• **To be done**
Repeat the lines of the listing below, from the line that contains "x-tick-label-160: 160 bbox=[719, 422, 741, 437]" through the line that contains "series-line-no-down bbox=[71, 24, 730, 396]", including both of those lines.

Stored entries:

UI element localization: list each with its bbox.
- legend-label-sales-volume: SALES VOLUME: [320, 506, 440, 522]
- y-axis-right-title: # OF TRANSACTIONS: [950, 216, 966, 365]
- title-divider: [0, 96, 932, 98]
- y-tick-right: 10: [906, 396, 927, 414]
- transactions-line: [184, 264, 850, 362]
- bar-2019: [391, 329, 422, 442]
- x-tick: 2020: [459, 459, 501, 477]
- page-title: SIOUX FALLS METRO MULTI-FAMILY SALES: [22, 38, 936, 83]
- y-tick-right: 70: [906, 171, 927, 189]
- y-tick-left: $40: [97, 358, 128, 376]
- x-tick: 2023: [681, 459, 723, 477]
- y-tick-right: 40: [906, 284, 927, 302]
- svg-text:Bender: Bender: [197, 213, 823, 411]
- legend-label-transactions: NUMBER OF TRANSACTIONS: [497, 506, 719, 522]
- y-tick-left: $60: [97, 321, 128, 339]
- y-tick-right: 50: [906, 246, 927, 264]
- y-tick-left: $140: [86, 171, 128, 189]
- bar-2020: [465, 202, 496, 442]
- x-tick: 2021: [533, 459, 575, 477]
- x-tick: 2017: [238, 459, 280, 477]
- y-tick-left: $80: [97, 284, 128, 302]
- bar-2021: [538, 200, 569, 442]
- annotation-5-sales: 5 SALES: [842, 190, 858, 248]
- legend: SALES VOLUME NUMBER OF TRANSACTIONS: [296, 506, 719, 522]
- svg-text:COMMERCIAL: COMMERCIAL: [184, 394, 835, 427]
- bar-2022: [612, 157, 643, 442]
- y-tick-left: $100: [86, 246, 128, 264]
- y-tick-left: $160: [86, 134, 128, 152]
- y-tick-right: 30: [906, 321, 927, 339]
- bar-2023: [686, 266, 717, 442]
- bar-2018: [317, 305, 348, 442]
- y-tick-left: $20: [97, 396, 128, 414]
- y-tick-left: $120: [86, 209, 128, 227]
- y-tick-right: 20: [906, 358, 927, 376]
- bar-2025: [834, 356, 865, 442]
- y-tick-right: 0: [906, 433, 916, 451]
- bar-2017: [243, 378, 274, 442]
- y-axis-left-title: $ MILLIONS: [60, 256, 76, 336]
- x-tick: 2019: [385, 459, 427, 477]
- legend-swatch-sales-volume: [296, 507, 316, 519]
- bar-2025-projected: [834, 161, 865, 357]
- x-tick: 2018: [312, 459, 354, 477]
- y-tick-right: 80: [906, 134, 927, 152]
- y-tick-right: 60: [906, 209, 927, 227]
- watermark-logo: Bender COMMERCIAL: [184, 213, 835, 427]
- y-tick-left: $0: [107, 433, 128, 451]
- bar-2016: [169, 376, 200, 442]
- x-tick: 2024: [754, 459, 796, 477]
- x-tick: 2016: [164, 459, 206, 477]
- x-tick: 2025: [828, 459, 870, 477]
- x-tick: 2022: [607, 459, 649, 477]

--

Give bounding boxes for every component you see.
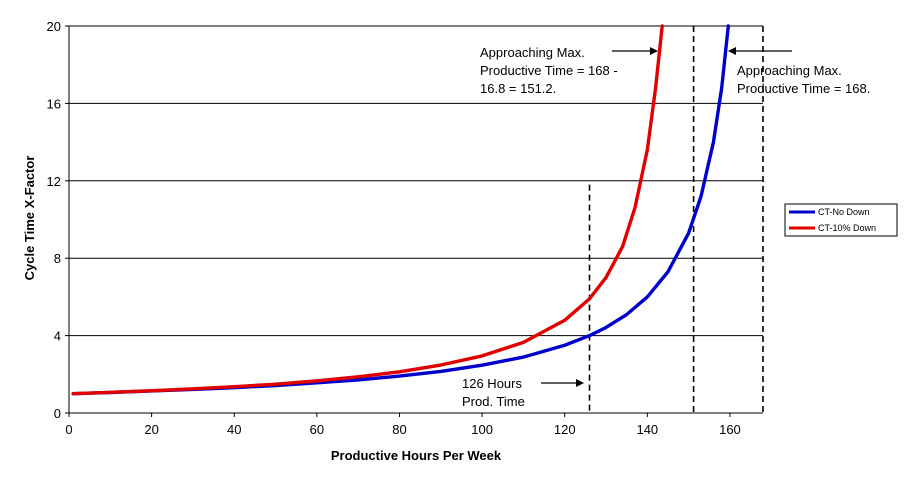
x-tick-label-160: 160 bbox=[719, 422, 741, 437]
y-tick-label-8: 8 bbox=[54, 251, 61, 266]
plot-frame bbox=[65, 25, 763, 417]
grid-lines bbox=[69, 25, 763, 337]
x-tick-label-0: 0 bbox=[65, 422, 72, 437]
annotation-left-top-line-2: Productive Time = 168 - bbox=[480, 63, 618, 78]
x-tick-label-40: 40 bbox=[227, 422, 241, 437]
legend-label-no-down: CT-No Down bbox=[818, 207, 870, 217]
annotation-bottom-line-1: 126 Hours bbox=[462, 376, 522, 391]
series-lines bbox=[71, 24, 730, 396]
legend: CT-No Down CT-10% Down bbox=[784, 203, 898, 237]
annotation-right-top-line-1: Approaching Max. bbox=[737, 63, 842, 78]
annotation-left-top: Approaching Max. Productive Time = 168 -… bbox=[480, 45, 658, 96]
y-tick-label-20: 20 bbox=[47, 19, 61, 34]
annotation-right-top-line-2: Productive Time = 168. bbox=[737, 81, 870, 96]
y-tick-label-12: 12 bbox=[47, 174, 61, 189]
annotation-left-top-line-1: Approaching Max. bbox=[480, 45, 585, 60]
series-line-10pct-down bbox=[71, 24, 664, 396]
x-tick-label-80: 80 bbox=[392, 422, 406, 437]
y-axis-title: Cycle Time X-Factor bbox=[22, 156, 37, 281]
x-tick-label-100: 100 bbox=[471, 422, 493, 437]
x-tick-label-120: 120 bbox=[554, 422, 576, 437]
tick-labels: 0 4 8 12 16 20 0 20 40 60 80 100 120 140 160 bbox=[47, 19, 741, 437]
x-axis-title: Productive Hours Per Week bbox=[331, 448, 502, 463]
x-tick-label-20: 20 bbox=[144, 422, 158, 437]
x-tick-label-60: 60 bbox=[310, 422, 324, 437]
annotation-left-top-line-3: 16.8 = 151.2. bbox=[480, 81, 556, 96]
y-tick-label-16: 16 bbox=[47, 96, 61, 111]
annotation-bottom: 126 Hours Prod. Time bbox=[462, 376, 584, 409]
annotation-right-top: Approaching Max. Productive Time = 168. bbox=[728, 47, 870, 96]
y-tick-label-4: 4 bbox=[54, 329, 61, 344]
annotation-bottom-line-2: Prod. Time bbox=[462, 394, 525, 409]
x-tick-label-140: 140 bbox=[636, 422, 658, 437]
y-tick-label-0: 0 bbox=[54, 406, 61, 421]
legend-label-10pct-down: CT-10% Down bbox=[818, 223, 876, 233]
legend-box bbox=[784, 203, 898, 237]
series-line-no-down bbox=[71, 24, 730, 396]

==

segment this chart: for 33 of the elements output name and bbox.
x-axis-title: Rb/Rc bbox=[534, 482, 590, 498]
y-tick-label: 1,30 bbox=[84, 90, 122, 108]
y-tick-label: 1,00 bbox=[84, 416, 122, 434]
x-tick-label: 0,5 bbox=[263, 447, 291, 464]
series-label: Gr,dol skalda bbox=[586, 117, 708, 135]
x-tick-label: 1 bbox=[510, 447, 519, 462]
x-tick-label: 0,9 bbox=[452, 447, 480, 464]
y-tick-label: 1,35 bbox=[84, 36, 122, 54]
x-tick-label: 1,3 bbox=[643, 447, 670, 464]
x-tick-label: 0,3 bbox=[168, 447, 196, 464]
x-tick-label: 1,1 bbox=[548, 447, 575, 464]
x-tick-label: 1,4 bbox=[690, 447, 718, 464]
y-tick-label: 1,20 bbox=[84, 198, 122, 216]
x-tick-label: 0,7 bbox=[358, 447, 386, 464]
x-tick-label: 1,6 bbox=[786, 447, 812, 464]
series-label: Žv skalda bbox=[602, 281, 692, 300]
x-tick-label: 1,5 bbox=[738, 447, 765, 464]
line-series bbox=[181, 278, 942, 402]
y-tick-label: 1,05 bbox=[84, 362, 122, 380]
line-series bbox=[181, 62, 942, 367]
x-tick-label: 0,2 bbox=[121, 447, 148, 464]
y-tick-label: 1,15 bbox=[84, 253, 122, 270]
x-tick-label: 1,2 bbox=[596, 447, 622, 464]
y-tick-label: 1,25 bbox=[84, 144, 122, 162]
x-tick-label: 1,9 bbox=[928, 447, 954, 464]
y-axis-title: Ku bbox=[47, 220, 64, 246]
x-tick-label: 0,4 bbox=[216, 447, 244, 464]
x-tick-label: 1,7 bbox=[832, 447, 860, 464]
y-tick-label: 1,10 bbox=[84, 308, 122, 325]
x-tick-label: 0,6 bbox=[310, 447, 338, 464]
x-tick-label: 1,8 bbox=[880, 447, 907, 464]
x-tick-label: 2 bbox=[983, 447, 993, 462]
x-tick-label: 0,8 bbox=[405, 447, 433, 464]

• **Solution to this exercise**
x-tick-label-160: 160 bbox=[719, 422, 741, 437]
y-tick-label-8: 8 bbox=[54, 251, 61, 266]
plot-frame bbox=[65, 25, 763, 417]
grid-lines bbox=[69, 25, 763, 337]
x-tick-label-0: 0 bbox=[65, 422, 72, 437]
annotation-left-top-line-2: Productive Time = 168 - bbox=[480, 63, 618, 78]
x-tick-label-40: 40 bbox=[227, 422, 241, 437]
legend-label-no-down: CT-No Down bbox=[818, 207, 870, 217]
annotation-bottom-line-1: 126 Hours bbox=[462, 376, 522, 391]
series-lines bbox=[71, 24, 730, 396]
legend: CT-No Down CT-10% Down bbox=[784, 203, 898, 237]
annotation-right-top-line-1: Approaching Max. bbox=[737, 63, 842, 78]
annotation-left-top: Approaching Max. Productive Time = 168 -… bbox=[480, 45, 658, 96]
y-tick-label-20: 20 bbox=[47, 19, 61, 34]
annotation-right-top-line-2: Productive Time = 168. bbox=[737, 81, 870, 96]
y-tick-label-12: 12 bbox=[47, 174, 61, 189]
annotation-left-top-line-1: Approaching Max. bbox=[480, 45, 585, 60]
series-line-10pct-down bbox=[71, 24, 664, 396]
x-tick-label-80: 80 bbox=[392, 422, 406, 437]
y-axis-title: Cycle Time X-Factor bbox=[22, 156, 37, 281]
x-tick-label-100: 100 bbox=[471, 422, 493, 437]
x-tick-label-120: 120 bbox=[554, 422, 576, 437]
tick-labels: 0 4 8 12 16 20 0 20 40 60 80 100 120 140 160 bbox=[47, 19, 741, 437]
x-axis-title: Productive Hours Per Week bbox=[331, 448, 502, 463]
x-tick-label-20: 20 bbox=[144, 422, 158, 437]
x-tick-label-60: 60 bbox=[310, 422, 324, 437]
annotation-left-top-line-3: 16.8 = 151.2. bbox=[480, 81, 556, 96]
y-tick-label-16: 16 bbox=[47, 96, 61, 111]
annotation-bottom: 126 Hours Prod. Time bbox=[462, 376, 584, 409]
annotation-right-top: Approaching Max. Productive Time = 168. bbox=[728, 47, 870, 96]
y-tick-label-4: 4 bbox=[54, 329, 61, 344]
annotation-bottom-line-2: Prod. Time bbox=[462, 394, 525, 409]
x-tick-label-140: 140 bbox=[636, 422, 658, 437]
y-tick-label-0: 0 bbox=[54, 406, 61, 421]
legend-label-10pct-down: CT-10% Down bbox=[818, 223, 876, 233]
legend-box bbox=[784, 203, 898, 237]
series-line-no-down bbox=[71, 24, 730, 396]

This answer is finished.